## START Dataset content
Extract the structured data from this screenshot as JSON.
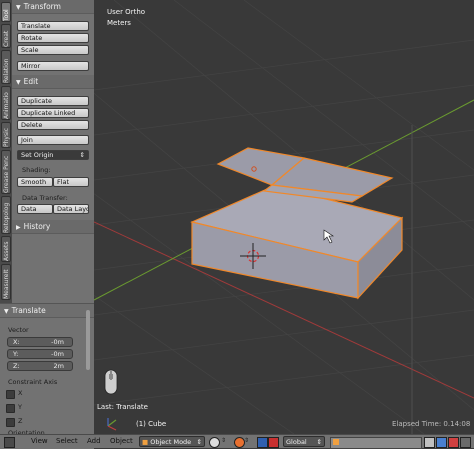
{
  "tabs": [
    {
      "label": "Tool",
      "active": true
    },
    {
      "label": "Creat",
      "active": false
    },
    {
      "label": "Relation",
      "active": false
    },
    {
      "label": "Animatio",
      "active": false
    },
    {
      "label": "Physic",
      "active": false
    },
    {
      "label": "Grease Penc",
      "active": false
    },
    {
      "label": "Retopolog",
      "active": false
    },
    {
      "label": "Assets",
      "active": false
    },
    {
      "label": "MeasureIt",
      "active": false
    }
  ],
  "transform": {
    "header": "Transform",
    "translate": "Translate",
    "rotate": "Rotate",
    "scale": "Scale",
    "mirror": "Mirror"
  },
  "edit": {
    "header": "Edit",
    "duplicate": "Duplicate",
    "duplicate_linked": "Duplicate Linked",
    "delete": "Delete",
    "join": "Join",
    "set_origin": "Set Origin",
    "shading_label": "Shading:",
    "smooth": "Smooth",
    "flat": "Flat",
    "data_transfer_label": "Data Transfer:",
    "data": "Data",
    "data_layout": "Data Layo"
  },
  "history": {
    "header": "History"
  },
  "redo_panel": {
    "header": "Translate",
    "vector_label": "Vector",
    "x_label": "X:",
    "x_value": "-0m",
    "y_label": "Y:",
    "y_value": "-0m",
    "z_label": "Z:",
    "z_value": "2m",
    "constraint_label": "Constraint Axis",
    "axes": [
      "X",
      "Y",
      "Z"
    ],
    "orientation_label": "Orientation"
  },
  "viewport": {
    "view_name": "User Ortho",
    "units": "Meters",
    "last_operator": "Last: Translate",
    "object_info": "(1) Cube",
    "elapsed": "Elapsed Time: 0.14:08"
  },
  "header": {
    "view": "View",
    "select": "Select",
    "add": "Add",
    "object": "Object",
    "mode": "Object Mode",
    "orientation": "Global"
  },
  "colors": {
    "selection_outline": "#f0882a",
    "mesh_face": "#9a9aa6",
    "axis_x": "#a03a3a",
    "axis_y": "#6a9a30"
  }
}
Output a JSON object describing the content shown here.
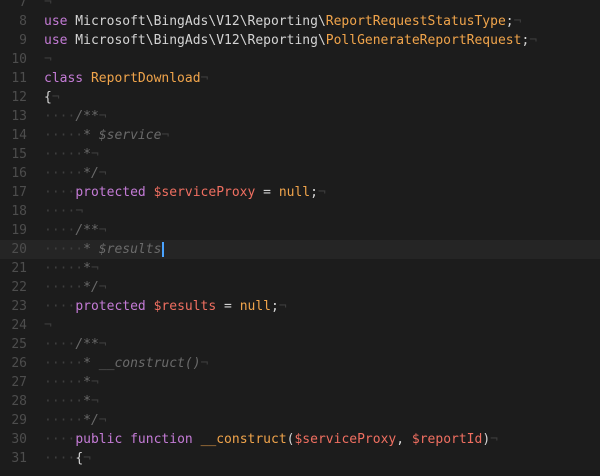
{
  "editor": {
    "lines": [
      {
        "no": "7",
        "tokens": [
          {
            "t": "¬",
            "c": "ws"
          }
        ]
      },
      {
        "no": "8",
        "tokens": [
          {
            "t": "use",
            "c": "kw"
          },
          {
            "t": " Microsoft\\BingAds\\V12\\Reporting\\",
            "c": "ns"
          },
          {
            "t": "ReportRequestStatusType",
            "c": "cls"
          },
          {
            "t": ";",
            "c": "plain"
          },
          {
            "t": "¬",
            "c": "ws"
          }
        ]
      },
      {
        "no": "9",
        "tokens": [
          {
            "t": "use",
            "c": "kw"
          },
          {
            "t": " Microsoft\\BingAds\\V12\\Reporting\\",
            "c": "ns"
          },
          {
            "t": "PollGenerateReportRequest",
            "c": "cls"
          },
          {
            "t": ";",
            "c": "plain"
          },
          {
            "t": "¬",
            "c": "ws"
          }
        ]
      },
      {
        "no": "10",
        "tokens": [
          {
            "t": "¬",
            "c": "ws"
          }
        ]
      },
      {
        "no": "11",
        "tokens": [
          {
            "t": "class",
            "c": "kw"
          },
          {
            "t": " ",
            "c": "plain"
          },
          {
            "t": "ReportDownload",
            "c": "cls"
          },
          {
            "t": "¬",
            "c": "ws"
          }
        ]
      },
      {
        "no": "12",
        "tokens": [
          {
            "t": "{",
            "c": "plain"
          },
          {
            "t": "¬",
            "c": "ws"
          }
        ]
      },
      {
        "no": "13",
        "tokens": [
          {
            "t": "····",
            "c": "ws"
          },
          {
            "t": "/**",
            "c": "cmt"
          },
          {
            "t": "¬",
            "c": "ws"
          }
        ]
      },
      {
        "no": "14",
        "tokens": [
          {
            "t": "·····",
            "c": "ws"
          },
          {
            "t": "* $service",
            "c": "cmt"
          },
          {
            "t": "¬",
            "c": "ws"
          }
        ]
      },
      {
        "no": "15",
        "tokens": [
          {
            "t": "·····",
            "c": "ws"
          },
          {
            "t": "*",
            "c": "cmt"
          },
          {
            "t": "¬",
            "c": "ws"
          }
        ]
      },
      {
        "no": "16",
        "tokens": [
          {
            "t": "·····",
            "c": "ws"
          },
          {
            "t": "*/",
            "c": "cmt"
          },
          {
            "t": "¬",
            "c": "ws"
          }
        ]
      },
      {
        "no": "17",
        "tokens": [
          {
            "t": "····",
            "c": "ws"
          },
          {
            "t": "protected",
            "c": "kw"
          },
          {
            "t": " ",
            "c": "plain"
          },
          {
            "t": "$serviceProxy",
            "c": "var"
          },
          {
            "t": " = ",
            "c": "plain"
          },
          {
            "t": "null",
            "c": "cls"
          },
          {
            "t": ";",
            "c": "plain"
          },
          {
            "t": "¬",
            "c": "ws"
          }
        ]
      },
      {
        "no": "18",
        "tokens": [
          {
            "t": "····",
            "c": "ws"
          },
          {
            "t": "¬",
            "c": "ws"
          }
        ]
      },
      {
        "no": "19",
        "tokens": [
          {
            "t": "····",
            "c": "ws"
          },
          {
            "t": "/**",
            "c": "cmt"
          },
          {
            "t": "¬",
            "c": "ws"
          }
        ]
      },
      {
        "no": "20",
        "current": true,
        "cursor": true,
        "tokens": [
          {
            "t": "·····",
            "c": "ws"
          },
          {
            "t": "* $results",
            "c": "cmt"
          }
        ]
      },
      {
        "no": "21",
        "tokens": [
          {
            "t": "·····",
            "c": "ws"
          },
          {
            "t": "*",
            "c": "cmt"
          },
          {
            "t": "¬",
            "c": "ws"
          }
        ]
      },
      {
        "no": "22",
        "tokens": [
          {
            "t": "·····",
            "c": "ws"
          },
          {
            "t": "*/",
            "c": "cmt"
          },
          {
            "t": "¬",
            "c": "ws"
          }
        ]
      },
      {
        "no": "23",
        "tokens": [
          {
            "t": "····",
            "c": "ws"
          },
          {
            "t": "protected",
            "c": "kw"
          },
          {
            "t": " ",
            "c": "plain"
          },
          {
            "t": "$results",
            "c": "var"
          },
          {
            "t": " = ",
            "c": "plain"
          },
          {
            "t": "null",
            "c": "cls"
          },
          {
            "t": ";",
            "c": "plain"
          },
          {
            "t": "¬",
            "c": "ws"
          }
        ]
      },
      {
        "no": "24",
        "tokens": [
          {
            "t": "¬",
            "c": "ws"
          }
        ]
      },
      {
        "no": "25",
        "tokens": [
          {
            "t": "····",
            "c": "ws"
          },
          {
            "t": "/**",
            "c": "cmt"
          },
          {
            "t": "¬",
            "c": "ws"
          }
        ]
      },
      {
        "no": "26",
        "tokens": [
          {
            "t": "·····",
            "c": "ws"
          },
          {
            "t": "* __construct()",
            "c": "cmt"
          },
          {
            "t": "¬",
            "c": "ws"
          }
        ]
      },
      {
        "no": "27",
        "tokens": [
          {
            "t": "·····",
            "c": "ws"
          },
          {
            "t": "*",
            "c": "cmt"
          },
          {
            "t": "¬",
            "c": "ws"
          }
        ]
      },
      {
        "no": "28",
        "tokens": [
          {
            "t": "·····",
            "c": "ws"
          },
          {
            "t": "*",
            "c": "cmt"
          },
          {
            "t": "¬",
            "c": "ws"
          }
        ]
      },
      {
        "no": "29",
        "tokens": [
          {
            "t": "·····",
            "c": "ws"
          },
          {
            "t": "*/",
            "c": "cmt"
          },
          {
            "t": "¬",
            "c": "ws"
          }
        ]
      },
      {
        "no": "30",
        "tokens": [
          {
            "t": "····",
            "c": "ws"
          },
          {
            "t": "public",
            "c": "kw"
          },
          {
            "t": " ",
            "c": "plain"
          },
          {
            "t": "function",
            "c": "kw"
          },
          {
            "t": " ",
            "c": "plain"
          },
          {
            "t": "__construct",
            "c": "cls"
          },
          {
            "t": "(",
            "c": "plain"
          },
          {
            "t": "$serviceProxy",
            "c": "var"
          },
          {
            "t": ", ",
            "c": "plain"
          },
          {
            "t": "$reportId",
            "c": "var"
          },
          {
            "t": ")",
            "c": "plain"
          },
          {
            "t": "¬",
            "c": "ws"
          }
        ]
      },
      {
        "no": "31",
        "tokens": [
          {
            "t": "····",
            "c": "ws"
          },
          {
            "t": "{",
            "c": "plain"
          },
          {
            "t": "¬",
            "c": "ws"
          }
        ]
      }
    ]
  }
}
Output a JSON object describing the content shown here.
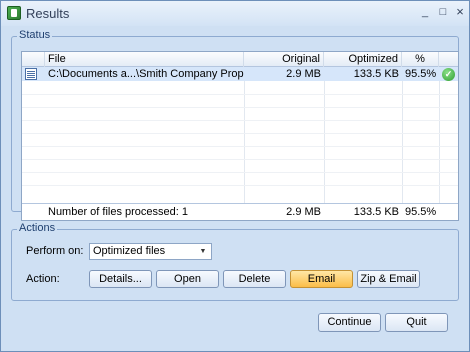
{
  "window": {
    "title": "Results",
    "minimize_glyph": "_",
    "maximize_glyph": "□",
    "close_glyph": "×"
  },
  "status": {
    "group_label": "Status",
    "columns": {
      "file": "File",
      "original": "Original",
      "optimized": "Optimized",
      "percent": "%"
    },
    "rows": [
      {
        "file": "C:\\Documents a...\\Smith Company Proposal.doc",
        "original": "2.9 MB",
        "optimized": "133.5 KB",
        "percent": "95.5%",
        "icon": "word-document-icon",
        "status_icon": "success-check-icon"
      }
    ],
    "footer": {
      "files_processed": "Number of files processed: 1",
      "original": "2.9 MB",
      "optimized": "133.5 KB",
      "percent": "95.5%"
    }
  },
  "actions": {
    "group_label": "Actions",
    "perform_on_label": "Perform on:",
    "perform_on_value": "Optimized files",
    "action_label": "Action:",
    "buttons": {
      "details": "Details...",
      "open": "Open",
      "delete": "Delete",
      "email": "Email",
      "zip_email": "Zip & Email"
    }
  },
  "footer_buttons": {
    "continue": "Continue",
    "quit": "Quit"
  },
  "colors": {
    "window_bg": "#cfe0f3",
    "selection": "#d6e6fa",
    "highlight_button": "#fbbd48"
  }
}
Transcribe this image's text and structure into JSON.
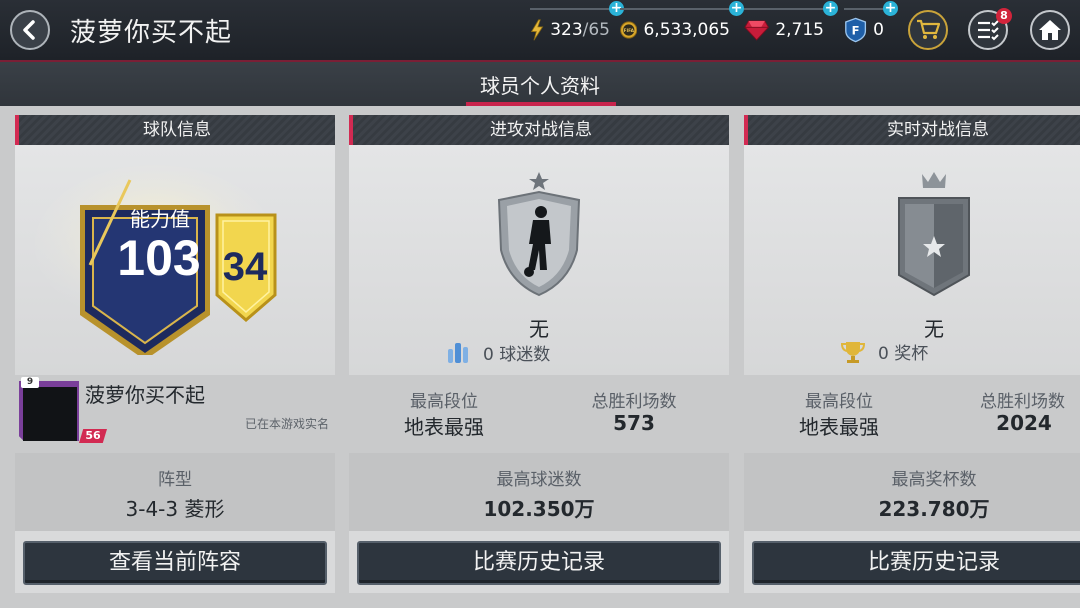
{
  "header": {
    "title": "菠萝你买不起",
    "energy": "323",
    "energy_max": "/65",
    "coins": "6,533,065",
    "gems": "2,715",
    "fpoints": "0",
    "notify_count": "8",
    "coin_logo_text": "FIFA"
  },
  "tab": {
    "label": "球员个人资料"
  },
  "team_panel": {
    "header": "球队信息",
    "power_label": "能力值",
    "power_value": "103",
    "level_value": "34",
    "player_name": "菠萝你买不起",
    "avatar_level": "56",
    "avatar_tag": "9",
    "verified_text": "已在本游戏实名",
    "formation_label": "阵型",
    "formation_value": "3-4-3 菱形",
    "button": "查看当前阵容"
  },
  "attack_panel": {
    "header": "进攻对战信息",
    "rank_name": "无",
    "fans_count": "0 球迷数",
    "best_rank_label": "最高段位",
    "best_rank_value": "地表最强",
    "total_wins_label": "总胜利场数",
    "total_wins_value": "573",
    "max_fans_label": "最高球迷数",
    "max_fans_value": "102.350万",
    "button": "比赛历史记录"
  },
  "live_panel": {
    "header": "实时对战信息",
    "rank_name": "无",
    "trophy_count": "0 奖杯",
    "best_rank_label": "最高段位",
    "best_rank_value": "地表最强",
    "total_wins_label": "总胜利场数",
    "total_wins_value": "2024",
    "max_trophy_label": "最高奖杯数",
    "max_trophy_value": "223.780万",
    "button": "比赛历史记录"
  },
  "colors": {
    "accent": "#d22a52",
    "topbar": "#1e2228",
    "gold": "#c9a33a",
    "plus": "#2bb3d8"
  }
}
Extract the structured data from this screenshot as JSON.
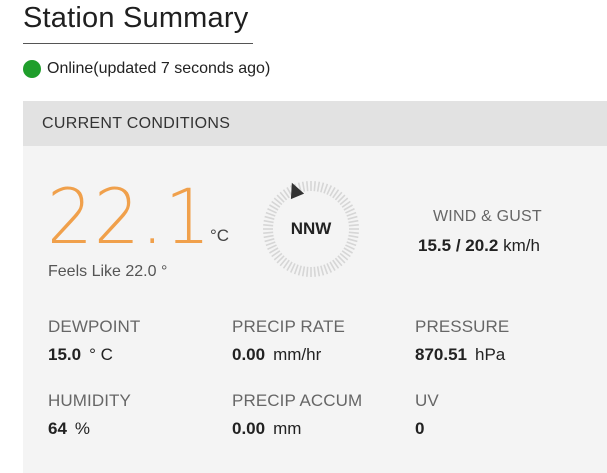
{
  "page": {
    "title": "Station Summary"
  },
  "status": {
    "text": "Online(updated 7 seconds ago)",
    "color": "#1f9e2b"
  },
  "card": {
    "header": "CURRENT CONDITIONS",
    "temperature": {
      "value": "22.1",
      "unit": "°C",
      "feels_like": "Feels Like 22.0 °",
      "color": "#f0a04b"
    },
    "wind": {
      "direction": "NNW",
      "title": "WIND & GUST",
      "speed": "15.5",
      "separator": " / ",
      "gust": "20.2",
      "unit": "km/h"
    },
    "stats": {
      "dewpoint": {
        "label": "DEWPOINT",
        "value": "15.0",
        "unit": "° C"
      },
      "precip_rate": {
        "label": "PRECIP RATE",
        "value": "0.00",
        "unit": "mm/hr"
      },
      "pressure": {
        "label": "PRESSURE",
        "value": "870.51",
        "unit": "hPa"
      },
      "humidity": {
        "label": "HUMIDITY",
        "value": "64",
        "unit": "%"
      },
      "precip_accum": {
        "label": "PRECIP ACCUM",
        "value": "0.00",
        "unit": "mm"
      },
      "uv": {
        "label": "UV",
        "value": "0",
        "unit": ""
      }
    }
  }
}
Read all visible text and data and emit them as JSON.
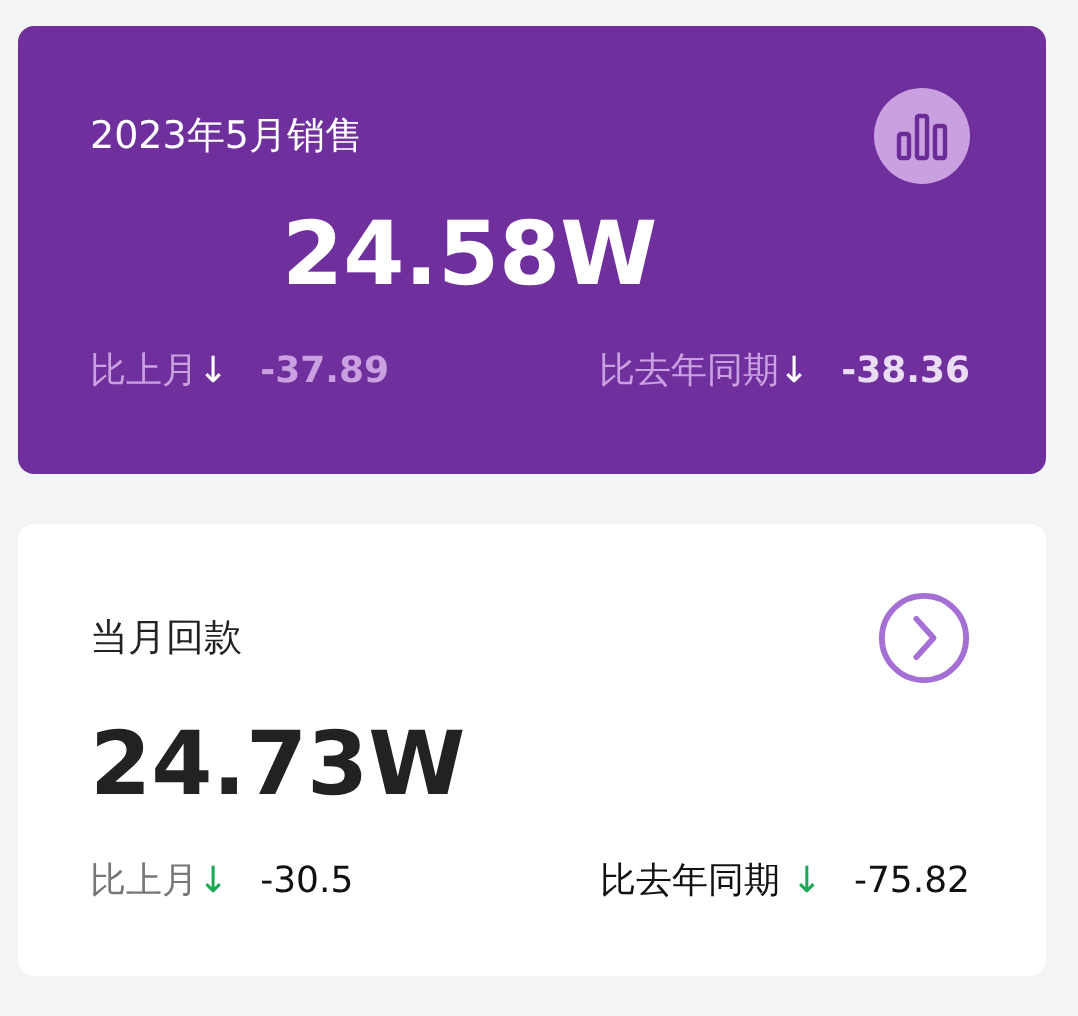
## END Dataset content
Exercise objective: Of all the lines above, how many contain the word "Translate"? Answer with only the number.

Completed exercise: 3